═══ Dataset rows ═══

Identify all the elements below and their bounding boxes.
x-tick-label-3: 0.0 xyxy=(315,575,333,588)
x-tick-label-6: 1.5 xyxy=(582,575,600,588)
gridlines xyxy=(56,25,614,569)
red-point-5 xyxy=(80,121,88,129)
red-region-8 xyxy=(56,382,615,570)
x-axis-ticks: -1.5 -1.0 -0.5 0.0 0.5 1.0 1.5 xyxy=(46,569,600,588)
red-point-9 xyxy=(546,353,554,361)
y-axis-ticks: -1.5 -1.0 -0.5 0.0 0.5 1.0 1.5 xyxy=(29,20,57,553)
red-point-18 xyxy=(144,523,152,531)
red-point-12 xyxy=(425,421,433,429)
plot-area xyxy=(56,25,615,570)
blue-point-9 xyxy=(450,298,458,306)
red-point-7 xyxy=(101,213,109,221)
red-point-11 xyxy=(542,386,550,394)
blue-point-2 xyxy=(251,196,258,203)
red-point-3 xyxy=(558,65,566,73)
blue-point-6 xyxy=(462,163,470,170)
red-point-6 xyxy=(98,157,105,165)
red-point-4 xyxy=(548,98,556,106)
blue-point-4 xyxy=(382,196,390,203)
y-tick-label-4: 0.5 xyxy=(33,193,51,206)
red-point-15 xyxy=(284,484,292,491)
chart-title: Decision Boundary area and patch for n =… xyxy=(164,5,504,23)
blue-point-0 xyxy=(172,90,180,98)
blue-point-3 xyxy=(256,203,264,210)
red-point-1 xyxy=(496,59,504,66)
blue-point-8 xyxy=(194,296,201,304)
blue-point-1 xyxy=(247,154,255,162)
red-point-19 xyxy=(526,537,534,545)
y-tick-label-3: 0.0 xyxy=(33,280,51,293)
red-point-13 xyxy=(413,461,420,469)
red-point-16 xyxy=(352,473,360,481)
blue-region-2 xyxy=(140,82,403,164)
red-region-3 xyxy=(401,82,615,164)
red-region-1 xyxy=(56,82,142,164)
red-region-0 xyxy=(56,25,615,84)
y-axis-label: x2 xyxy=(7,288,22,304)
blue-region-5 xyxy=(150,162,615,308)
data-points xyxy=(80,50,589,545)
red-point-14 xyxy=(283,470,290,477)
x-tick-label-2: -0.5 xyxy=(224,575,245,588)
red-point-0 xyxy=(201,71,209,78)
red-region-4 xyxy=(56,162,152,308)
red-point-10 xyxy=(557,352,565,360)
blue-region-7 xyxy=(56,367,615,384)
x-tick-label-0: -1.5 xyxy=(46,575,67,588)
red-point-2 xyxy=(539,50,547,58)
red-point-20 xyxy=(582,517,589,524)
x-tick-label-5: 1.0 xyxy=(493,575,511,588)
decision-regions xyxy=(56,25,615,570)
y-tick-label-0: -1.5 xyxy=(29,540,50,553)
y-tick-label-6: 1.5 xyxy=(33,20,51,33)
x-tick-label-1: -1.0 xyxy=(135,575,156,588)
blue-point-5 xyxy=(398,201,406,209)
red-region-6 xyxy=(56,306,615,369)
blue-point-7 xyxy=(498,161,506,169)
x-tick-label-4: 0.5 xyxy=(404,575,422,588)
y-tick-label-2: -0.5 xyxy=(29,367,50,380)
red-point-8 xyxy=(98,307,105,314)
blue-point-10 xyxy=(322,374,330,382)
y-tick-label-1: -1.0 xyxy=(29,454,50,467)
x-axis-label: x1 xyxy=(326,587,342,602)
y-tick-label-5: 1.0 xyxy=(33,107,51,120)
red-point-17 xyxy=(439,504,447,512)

═══

• **Task brief**: Lay out every line of the records above as a numbered list, skipping any blank lines.

• **The response**:
1. Identify all the elements below and their bounding boxes.
2. x-tick-label-3: 0.0 xyxy=(315,575,333,588)
3. x-tick-label-6: 1.5 xyxy=(582,575,600,588)
4. gridlines xyxy=(56,25,614,569)
5. red-point-5 xyxy=(80,121,88,129)
6. red-region-8 xyxy=(56,382,615,570)
7. x-axis-ticks: -1.5 -1.0 -0.5 0.0 0.5 1.0 1.5 xyxy=(46,569,600,588)
8. red-point-9 xyxy=(546,353,554,361)
9. y-axis-ticks: -1.5 -1.0 -0.5 0.0 0.5 1.0 1.5 xyxy=(29,20,57,553)
10. red-point-18 xyxy=(144,523,152,531)
11. red-point-12 xyxy=(425,421,433,429)
12. plot-area xyxy=(56,25,615,570)
13. blue-point-9 xyxy=(450,298,458,306)
14. red-point-7 xyxy=(101,213,109,221)
15. red-point-11 xyxy=(542,386,550,394)
16. blue-point-2 xyxy=(251,196,258,203)
17. red-point-3 xyxy=(558,65,566,73)
18. blue-point-6 xyxy=(462,163,470,170)
19. red-point-6 xyxy=(98,157,105,165)
20. red-point-4 xyxy=(548,98,556,106)
21. blue-point-4 xyxy=(382,196,390,203)
22. y-tick-label-4: 0.5 xyxy=(33,193,51,206)
23. red-point-15 xyxy=(284,484,292,491)
24. chart-title: Decision Boundary area and patch for n =… xyxy=(164,5,504,23)
25. blue-point-0 xyxy=(172,90,180,98)
26. blue-point-3 xyxy=(256,203,264,210)
27. red-point-1 xyxy=(496,59,504,66)
28. blue-point-8 xyxy=(194,296,201,304)
29. blue-point-1 xyxy=(247,154,255,162)
30. red-point-19 xyxy=(526,537,534,545)
31. y-tick-label-3: 0.0 xyxy=(33,280,51,293)
32. red-point-13 xyxy=(413,461,420,469)
33. red-point-16 xyxy=(352,473,360,481)
34. blue-region-2 xyxy=(140,82,403,164)
35. red-region-3 xyxy=(401,82,615,164)
36. red-region-1 xyxy=(56,82,142,164)
37. red-region-0 xyxy=(56,25,615,84)
38. y-axis-label: x2 xyxy=(7,288,22,304)
39. blue-region-5 xyxy=(150,162,615,308)
40. data-points xyxy=(80,50,589,545)
41. red-point-14 xyxy=(283,470,290,477)
42. x-tick-label-2: -0.5 xyxy=(224,575,245,588)
43. red-point-0 xyxy=(201,71,209,78)
44. red-region-4 xyxy=(56,162,152,308)
45. red-point-10 xyxy=(557,352,565,360)
46. blue-region-7 xyxy=(56,367,615,384)
47. x-tick-label-0: -1.5 xyxy=(46,575,67,588)
48. red-point-2 xyxy=(539,50,547,58)
49. red-point-20 xyxy=(582,517,589,524)
50. x-tick-label-5: 1.0 xyxy=(493,575,511,588)
51. decision-regions xyxy=(56,25,615,570)
52. y-tick-label-0: -1.5 xyxy=(29,540,50,553)
53. y-tick-label-6: 1.5 xyxy=(33,20,51,33)
54. x-tick-label-1: -1.0 xyxy=(135,575,156,588)
55. blue-point-5 xyxy=(398,201,406,209)
56. red-region-6 xyxy=(56,306,615,369)
57. blue-point-7 xyxy=(498,161,506,169)
58. x-tick-label-4: 0.5 xyxy=(404,575,422,588)
59. y-tick-label-2: -0.5 xyxy=(29,367,50,380)
60. red-point-8 xyxy=(98,307,105,314)
61. blue-point-10 xyxy=(322,374,330,382)
62. y-tick-label-1: -1.0 xyxy=(29,454,50,467)
63. x-axis-label: x1 xyxy=(326,587,342,602)
64. y-tick-label-5: 1.0 xyxy=(33,107,51,120)
65. red-point-17 xyxy=(439,504,447,512)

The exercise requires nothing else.